== Requirements ==
Check each line of the data for "JSON" and select those that have it.

== Data for processing ==
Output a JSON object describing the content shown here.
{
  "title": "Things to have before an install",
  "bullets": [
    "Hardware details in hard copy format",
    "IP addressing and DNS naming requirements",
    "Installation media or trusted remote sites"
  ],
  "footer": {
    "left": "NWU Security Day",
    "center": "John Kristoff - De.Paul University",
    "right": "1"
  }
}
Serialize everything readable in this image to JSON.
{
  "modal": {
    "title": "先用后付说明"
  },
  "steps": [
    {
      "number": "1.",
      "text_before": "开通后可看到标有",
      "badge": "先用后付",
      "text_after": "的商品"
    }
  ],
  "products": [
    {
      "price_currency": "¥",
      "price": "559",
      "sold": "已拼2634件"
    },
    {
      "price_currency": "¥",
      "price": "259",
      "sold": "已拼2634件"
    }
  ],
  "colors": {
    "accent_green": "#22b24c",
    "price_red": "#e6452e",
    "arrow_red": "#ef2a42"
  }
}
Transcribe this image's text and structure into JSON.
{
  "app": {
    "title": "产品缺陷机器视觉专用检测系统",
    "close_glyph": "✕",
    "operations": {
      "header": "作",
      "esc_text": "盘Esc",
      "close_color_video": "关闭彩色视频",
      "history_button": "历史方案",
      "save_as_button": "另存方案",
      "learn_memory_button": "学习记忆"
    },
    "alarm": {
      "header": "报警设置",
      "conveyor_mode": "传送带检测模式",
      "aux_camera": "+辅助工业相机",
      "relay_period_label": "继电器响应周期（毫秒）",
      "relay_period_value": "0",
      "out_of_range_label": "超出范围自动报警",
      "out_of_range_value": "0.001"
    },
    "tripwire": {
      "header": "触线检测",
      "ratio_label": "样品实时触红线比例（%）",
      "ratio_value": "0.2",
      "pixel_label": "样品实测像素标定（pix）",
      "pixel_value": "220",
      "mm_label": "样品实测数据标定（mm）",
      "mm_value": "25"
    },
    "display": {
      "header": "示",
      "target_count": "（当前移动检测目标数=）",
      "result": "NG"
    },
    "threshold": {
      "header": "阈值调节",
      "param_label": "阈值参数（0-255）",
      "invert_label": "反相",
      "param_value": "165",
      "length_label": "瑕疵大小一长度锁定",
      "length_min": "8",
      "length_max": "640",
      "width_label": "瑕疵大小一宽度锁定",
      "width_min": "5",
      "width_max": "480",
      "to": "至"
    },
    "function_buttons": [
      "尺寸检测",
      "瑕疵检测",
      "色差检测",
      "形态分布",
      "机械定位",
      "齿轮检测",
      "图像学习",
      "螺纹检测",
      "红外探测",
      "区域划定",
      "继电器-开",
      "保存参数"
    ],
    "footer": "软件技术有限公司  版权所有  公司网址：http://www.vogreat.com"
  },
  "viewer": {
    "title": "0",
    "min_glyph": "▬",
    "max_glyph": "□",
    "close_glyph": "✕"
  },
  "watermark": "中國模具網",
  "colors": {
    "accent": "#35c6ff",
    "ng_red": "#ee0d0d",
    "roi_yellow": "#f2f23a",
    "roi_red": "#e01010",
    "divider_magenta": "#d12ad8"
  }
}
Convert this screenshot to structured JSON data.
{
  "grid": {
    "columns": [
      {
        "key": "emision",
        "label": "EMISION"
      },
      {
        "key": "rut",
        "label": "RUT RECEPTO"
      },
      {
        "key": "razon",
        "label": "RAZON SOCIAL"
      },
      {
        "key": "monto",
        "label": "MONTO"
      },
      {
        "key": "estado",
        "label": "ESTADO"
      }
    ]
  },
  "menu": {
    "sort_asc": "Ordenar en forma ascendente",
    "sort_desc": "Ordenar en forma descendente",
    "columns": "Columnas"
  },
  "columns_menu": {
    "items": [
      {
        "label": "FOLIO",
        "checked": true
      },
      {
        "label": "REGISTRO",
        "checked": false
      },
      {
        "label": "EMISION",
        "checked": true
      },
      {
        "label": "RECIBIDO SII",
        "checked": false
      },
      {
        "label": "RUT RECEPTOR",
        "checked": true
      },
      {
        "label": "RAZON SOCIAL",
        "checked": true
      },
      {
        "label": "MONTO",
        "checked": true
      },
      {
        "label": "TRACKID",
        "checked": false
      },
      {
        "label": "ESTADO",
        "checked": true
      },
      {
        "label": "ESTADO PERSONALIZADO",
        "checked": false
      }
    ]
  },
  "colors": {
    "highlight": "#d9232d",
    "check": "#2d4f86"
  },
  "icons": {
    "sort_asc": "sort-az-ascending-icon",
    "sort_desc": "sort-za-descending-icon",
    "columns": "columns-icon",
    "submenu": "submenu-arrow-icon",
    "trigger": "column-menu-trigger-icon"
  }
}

== Exercise answer ==
Output a JSON object describing the content shown here.
Serialize everything readable in this image to JSON.
Transcribe this image's text and structure into JSON.
Convert this screenshot to structured JSON data.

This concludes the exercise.